<<<<

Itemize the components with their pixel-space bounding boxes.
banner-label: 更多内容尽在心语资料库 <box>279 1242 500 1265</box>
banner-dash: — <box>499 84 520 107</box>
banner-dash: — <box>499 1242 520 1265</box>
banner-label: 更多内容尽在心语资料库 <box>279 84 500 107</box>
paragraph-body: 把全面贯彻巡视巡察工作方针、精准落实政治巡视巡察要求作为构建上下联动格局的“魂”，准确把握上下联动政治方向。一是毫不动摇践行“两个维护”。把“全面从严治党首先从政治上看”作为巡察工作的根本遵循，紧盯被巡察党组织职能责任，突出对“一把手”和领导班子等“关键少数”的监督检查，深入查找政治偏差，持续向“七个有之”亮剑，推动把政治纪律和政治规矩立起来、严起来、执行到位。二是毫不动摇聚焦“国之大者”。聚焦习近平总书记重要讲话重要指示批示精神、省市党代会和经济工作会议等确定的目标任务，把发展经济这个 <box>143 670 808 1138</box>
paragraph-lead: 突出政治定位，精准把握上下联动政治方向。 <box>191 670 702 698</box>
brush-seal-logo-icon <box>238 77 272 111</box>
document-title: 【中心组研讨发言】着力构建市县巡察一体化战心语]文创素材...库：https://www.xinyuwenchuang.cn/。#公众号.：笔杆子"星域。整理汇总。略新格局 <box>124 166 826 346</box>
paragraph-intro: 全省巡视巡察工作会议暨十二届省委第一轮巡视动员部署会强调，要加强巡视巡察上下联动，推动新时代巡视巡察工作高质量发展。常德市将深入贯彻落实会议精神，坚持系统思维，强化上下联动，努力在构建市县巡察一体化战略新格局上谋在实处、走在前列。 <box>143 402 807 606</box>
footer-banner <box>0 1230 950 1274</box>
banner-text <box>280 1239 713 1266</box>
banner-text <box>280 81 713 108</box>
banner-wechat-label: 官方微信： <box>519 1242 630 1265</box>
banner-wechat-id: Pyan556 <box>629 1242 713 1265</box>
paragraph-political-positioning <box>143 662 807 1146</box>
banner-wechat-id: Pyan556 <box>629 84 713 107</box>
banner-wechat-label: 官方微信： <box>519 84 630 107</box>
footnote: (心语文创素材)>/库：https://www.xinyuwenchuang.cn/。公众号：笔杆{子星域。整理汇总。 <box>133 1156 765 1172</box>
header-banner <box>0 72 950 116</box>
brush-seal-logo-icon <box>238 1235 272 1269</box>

>>>>

- _Problem details_: Update the lines above by changing every "banner-wechat-label" to "banner-wechat-caption" and leaving everything else as it is.

- _Solution to the problem_:
Itemize the components with their pixel-space bounding boxes.
banner-label: 更多内容尽在心语资料库 <box>279 1242 500 1265</box>
banner-dash: — <box>499 84 520 107</box>
banner-dash: — <box>499 1242 520 1265</box>
banner-label: 更多内容尽在心语资料库 <box>279 84 500 107</box>
paragraph-body: 把全面贯彻巡视巡察工作方针、精准落实政治巡视巡察要求作为构建上下联动格局的“魂”，准确把握上下联动政治方向。一是毫不动摇践行“两个维护”。把“全面从严治党首先从政治上看”作为巡察工作的根本遵循，紧盯被巡察党组织职能责任，突出对“一把手”和领导班子等“关键少数”的监督检查，深入查找政治偏差，持续向“七个有之”亮剑，推动把政治纪律和政治规矩立起来、严起来、执行到位。二是毫不动摇聚焦“国之大者”。聚焦习近平总书记重要讲话重要指示批示精神、省市党代会和经济工作会议等确定的目标任务，把发展经济这个 <box>143 670 808 1138</box>
paragraph-lead: 突出政治定位，精准把握上下联动政治方向。 <box>191 670 702 698</box>
brush-seal-logo-icon <box>238 77 272 111</box>
document-title: 【中心组研讨发言】着力构建市县巡察一体化战心语]文创素材...库：https://www.xinyuwenchuang.cn/。#公众号.：笔杆子"星域。整理汇总。略新格局 <box>124 166 826 346</box>
paragraph-intro: 全省巡视巡察工作会议暨十二届省委第一轮巡视动员部署会强调，要加强巡视巡察上下联动，推动新时代巡视巡察工作高质量发展。常德市将深入贯彻落实会议精神，坚持系统思维，强化上下联动，努力在构建市县巡察一体化战略新格局上谋在实处、走在前列。 <box>143 402 807 606</box>
footer-banner <box>0 1230 950 1274</box>
banner-text <box>280 1239 713 1266</box>
banner-text <box>280 81 713 108</box>
banner-wechat-caption: 官方微信： <box>519 1242 630 1265</box>
banner-wechat-id: Pyan556 <box>629 1242 713 1265</box>
paragraph-political-positioning <box>143 662 807 1146</box>
banner-wechat-id: Pyan556 <box>629 84 713 107</box>
banner-wechat-caption: 官方微信： <box>519 84 630 107</box>
footnote: (心语文创素材)>/库：https://www.xinyuwenchuang.cn/。公众号：笔杆{子星域。整理汇总。 <box>133 1156 765 1172</box>
header-banner <box>0 72 950 116</box>
brush-seal-logo-icon <box>238 1235 272 1269</box>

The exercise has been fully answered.